JOB:
Using the listing below, please gather every line containing the word "icon".

(Data excerpts)
━━━━━━━━━━━━━━━━━━━━

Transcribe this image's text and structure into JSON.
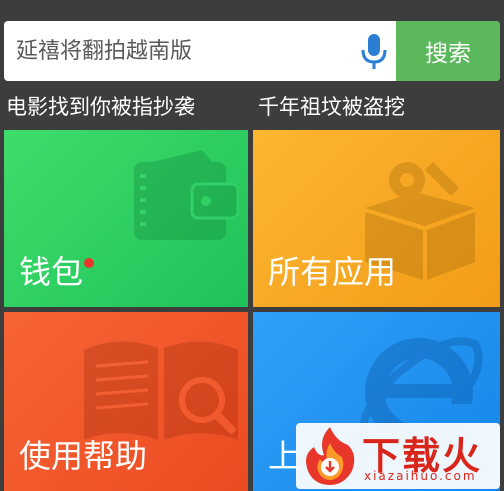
{
  "search": {
    "placeholder": "延禧将翻拍越南版",
    "button_label": "搜索",
    "mic_icon": "microphone-icon"
  },
  "hot_searches": [
    "电影找到你被指抄袭",
    "千年祖坟被盗挖"
  ],
  "tiles": [
    {
      "label": "钱包",
      "icon": "wallet-icon",
      "color": "#2ecc5e"
    },
    {
      "label": "所有应用",
      "icon": "gift-box-gear-icon",
      "color": "#f5a623"
    },
    {
      "label": "使用帮助",
      "icon": "book-magnifier-icon",
      "color": "#f0552a"
    },
    {
      "label": "上",
      "icon": "internet-explorer-icon",
      "color": "#1e90f0"
    }
  ],
  "watermark": {
    "brand": "下载火",
    "domain": "xiazaihuo.com"
  },
  "colors": {
    "search_button": "#5cb85c",
    "mic": "#2a7fd4",
    "badge": "#e8362a"
  }
}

━━━━━━━━━━━━━━━━━━━━

ANSWER BELOW:
    "mic_icon": "microphone-icon"
      "icon": "wallet-icon",
      "icon": "gift-box-gear-icon",
      "icon": "book-magnifier-icon",
      "icon": "internet-explorer-icon",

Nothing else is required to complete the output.